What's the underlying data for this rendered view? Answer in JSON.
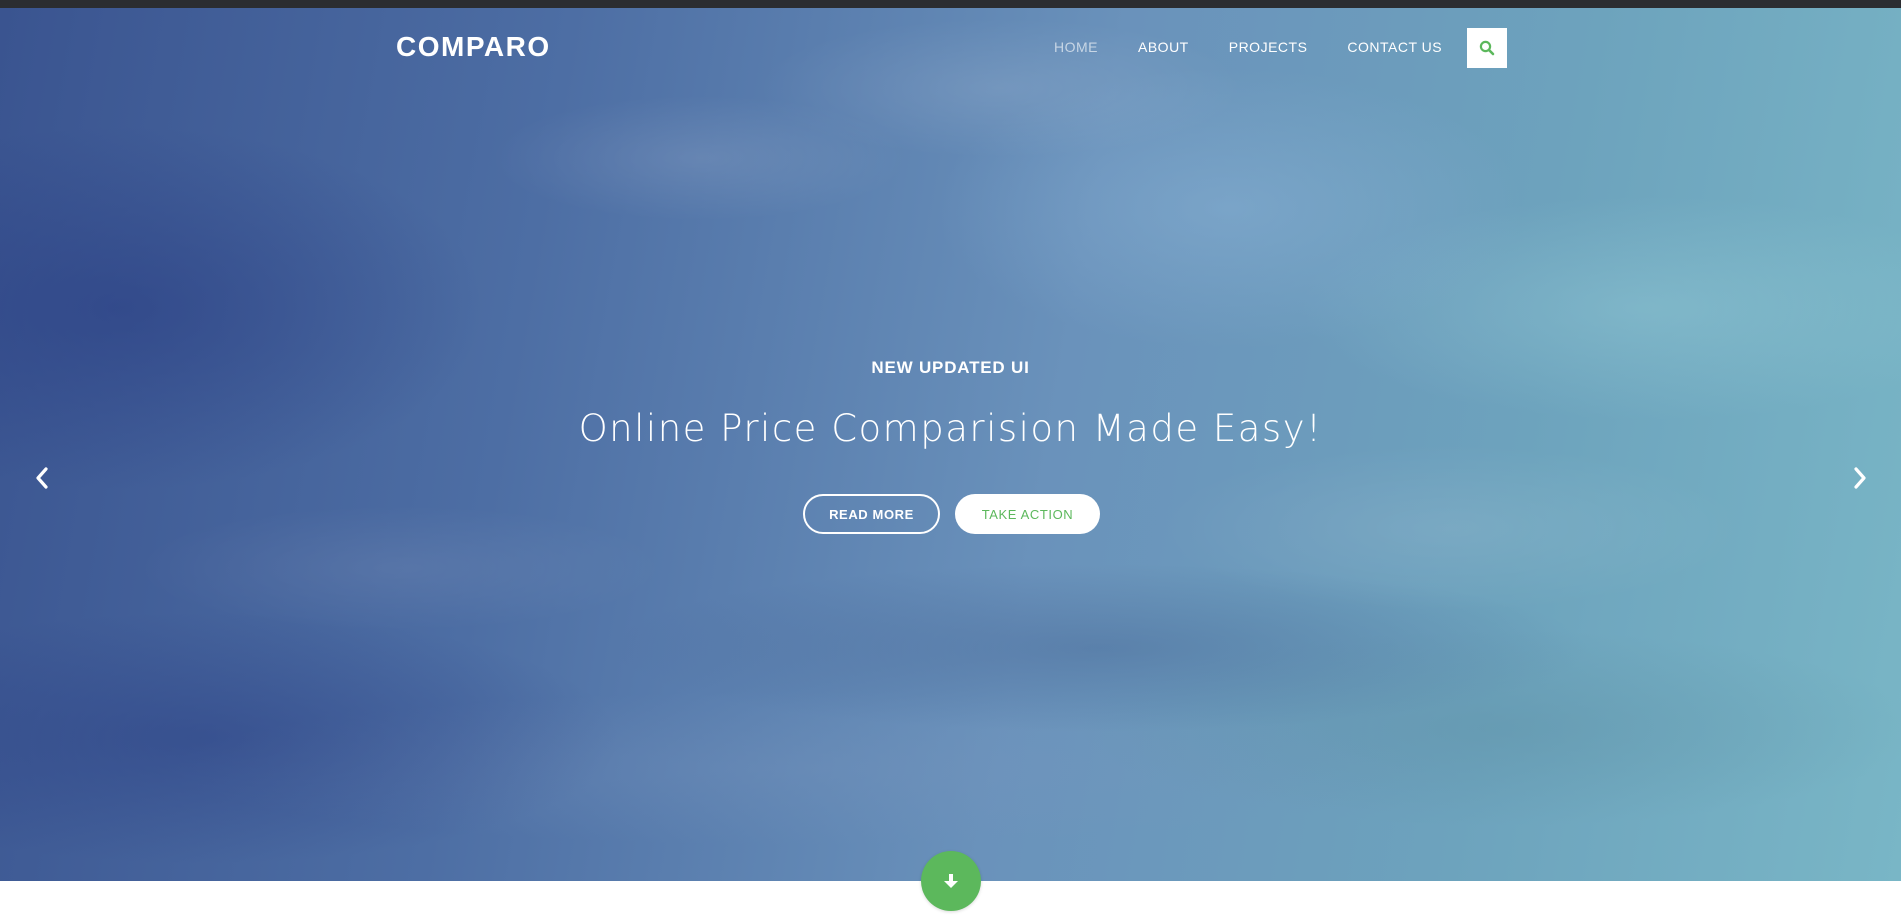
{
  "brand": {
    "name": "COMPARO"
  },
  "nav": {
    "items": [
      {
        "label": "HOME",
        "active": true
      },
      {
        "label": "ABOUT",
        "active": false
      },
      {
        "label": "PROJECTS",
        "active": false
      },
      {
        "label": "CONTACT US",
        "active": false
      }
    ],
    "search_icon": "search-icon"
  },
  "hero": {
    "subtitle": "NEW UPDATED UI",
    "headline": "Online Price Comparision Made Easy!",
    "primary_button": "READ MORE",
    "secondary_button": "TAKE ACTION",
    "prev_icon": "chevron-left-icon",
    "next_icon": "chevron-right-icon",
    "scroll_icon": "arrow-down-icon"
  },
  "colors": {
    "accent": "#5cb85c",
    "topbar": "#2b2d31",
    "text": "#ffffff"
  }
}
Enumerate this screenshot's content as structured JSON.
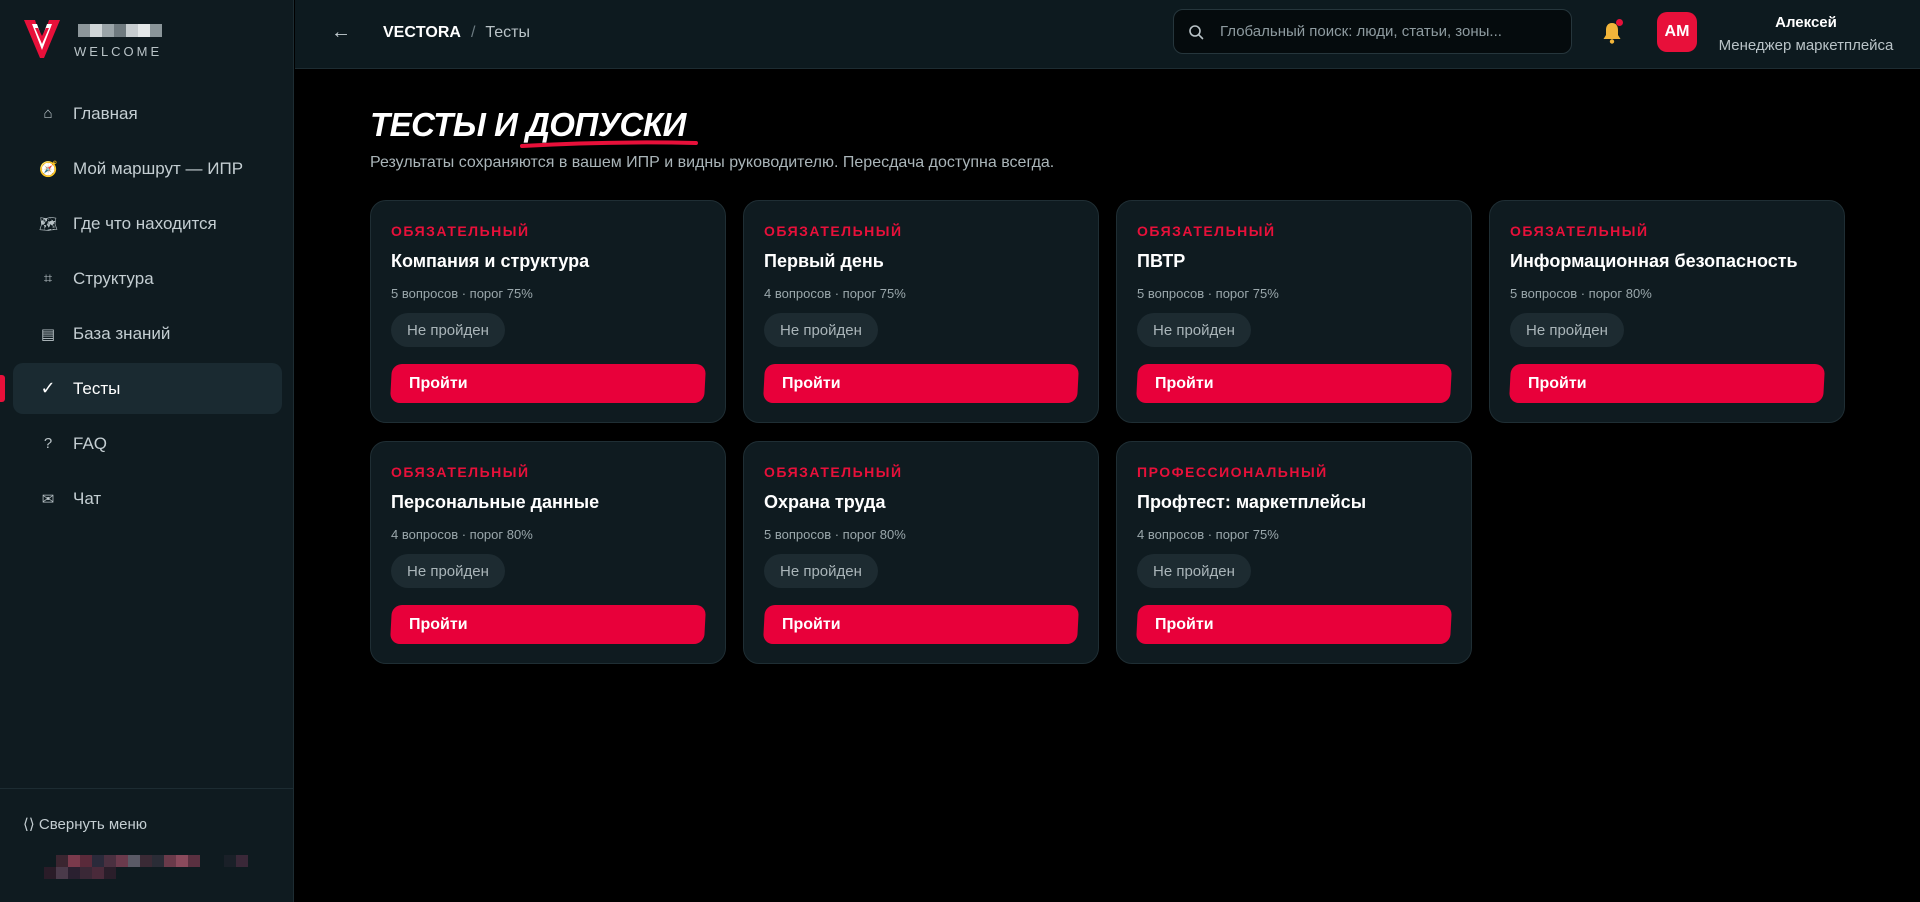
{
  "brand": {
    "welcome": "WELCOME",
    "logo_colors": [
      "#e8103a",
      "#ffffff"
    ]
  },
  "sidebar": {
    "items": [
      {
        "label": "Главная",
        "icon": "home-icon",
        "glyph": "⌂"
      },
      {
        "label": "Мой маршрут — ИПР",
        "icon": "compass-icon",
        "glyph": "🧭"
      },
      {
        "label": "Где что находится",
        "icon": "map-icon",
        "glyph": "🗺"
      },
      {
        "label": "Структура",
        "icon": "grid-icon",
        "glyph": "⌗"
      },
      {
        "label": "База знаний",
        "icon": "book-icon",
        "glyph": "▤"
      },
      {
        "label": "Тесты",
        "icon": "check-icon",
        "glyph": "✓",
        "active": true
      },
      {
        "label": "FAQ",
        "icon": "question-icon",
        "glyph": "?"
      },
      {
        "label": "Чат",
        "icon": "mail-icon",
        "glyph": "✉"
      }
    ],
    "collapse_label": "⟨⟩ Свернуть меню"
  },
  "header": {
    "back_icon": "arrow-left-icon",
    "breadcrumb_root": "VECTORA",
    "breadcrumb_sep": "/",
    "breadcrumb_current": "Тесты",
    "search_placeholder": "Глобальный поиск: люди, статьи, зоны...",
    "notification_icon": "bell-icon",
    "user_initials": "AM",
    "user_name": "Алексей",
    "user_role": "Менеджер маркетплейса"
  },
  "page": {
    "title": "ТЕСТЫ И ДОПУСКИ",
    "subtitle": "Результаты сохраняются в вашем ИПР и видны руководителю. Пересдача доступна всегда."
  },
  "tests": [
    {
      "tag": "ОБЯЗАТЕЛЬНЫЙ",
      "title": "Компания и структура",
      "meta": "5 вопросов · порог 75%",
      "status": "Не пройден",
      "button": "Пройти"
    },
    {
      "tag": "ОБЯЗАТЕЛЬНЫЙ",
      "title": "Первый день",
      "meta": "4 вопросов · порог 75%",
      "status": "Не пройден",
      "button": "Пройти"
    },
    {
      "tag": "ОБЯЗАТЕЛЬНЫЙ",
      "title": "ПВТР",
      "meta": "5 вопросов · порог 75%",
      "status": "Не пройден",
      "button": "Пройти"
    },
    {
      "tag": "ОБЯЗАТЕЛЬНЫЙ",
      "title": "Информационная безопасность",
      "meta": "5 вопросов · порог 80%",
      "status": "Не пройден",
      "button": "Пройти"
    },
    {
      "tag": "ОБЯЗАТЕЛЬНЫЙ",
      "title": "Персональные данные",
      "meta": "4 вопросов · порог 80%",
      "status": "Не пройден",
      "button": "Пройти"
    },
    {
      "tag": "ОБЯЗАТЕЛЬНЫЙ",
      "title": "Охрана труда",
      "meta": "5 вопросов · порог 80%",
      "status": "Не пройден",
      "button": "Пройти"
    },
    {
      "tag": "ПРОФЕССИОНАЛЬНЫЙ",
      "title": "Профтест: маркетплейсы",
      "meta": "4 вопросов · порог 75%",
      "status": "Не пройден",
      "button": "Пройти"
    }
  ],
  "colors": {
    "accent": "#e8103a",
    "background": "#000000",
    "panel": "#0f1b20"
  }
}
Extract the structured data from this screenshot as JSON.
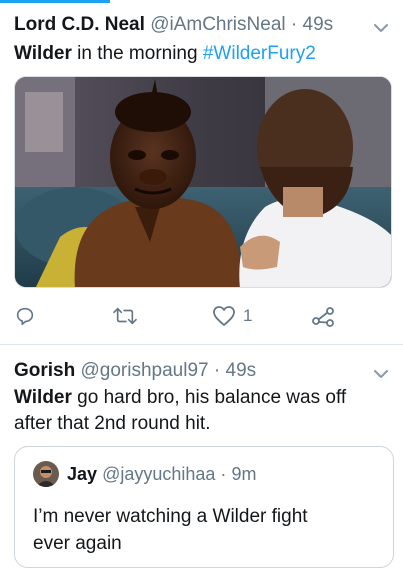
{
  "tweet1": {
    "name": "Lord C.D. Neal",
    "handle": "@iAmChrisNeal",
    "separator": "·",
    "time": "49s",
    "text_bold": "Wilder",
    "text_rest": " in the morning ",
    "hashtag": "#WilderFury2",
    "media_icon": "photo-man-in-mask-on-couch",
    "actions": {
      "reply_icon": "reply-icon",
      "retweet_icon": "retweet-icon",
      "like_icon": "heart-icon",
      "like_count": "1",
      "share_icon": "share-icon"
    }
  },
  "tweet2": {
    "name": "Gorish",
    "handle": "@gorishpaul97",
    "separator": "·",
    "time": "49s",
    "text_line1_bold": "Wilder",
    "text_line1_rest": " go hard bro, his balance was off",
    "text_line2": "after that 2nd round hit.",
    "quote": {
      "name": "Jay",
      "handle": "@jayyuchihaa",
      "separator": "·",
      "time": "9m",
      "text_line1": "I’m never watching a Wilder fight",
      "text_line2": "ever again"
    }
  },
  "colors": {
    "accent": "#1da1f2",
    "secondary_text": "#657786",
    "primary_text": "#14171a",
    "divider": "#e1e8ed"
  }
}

● ● ●

◆ The request: Find each line with the string "arrow" and copy it out.

◆ Written solution:
    "scroll_icon": "arrow-down-icon"
    "back_icon": "arrow-left-icon",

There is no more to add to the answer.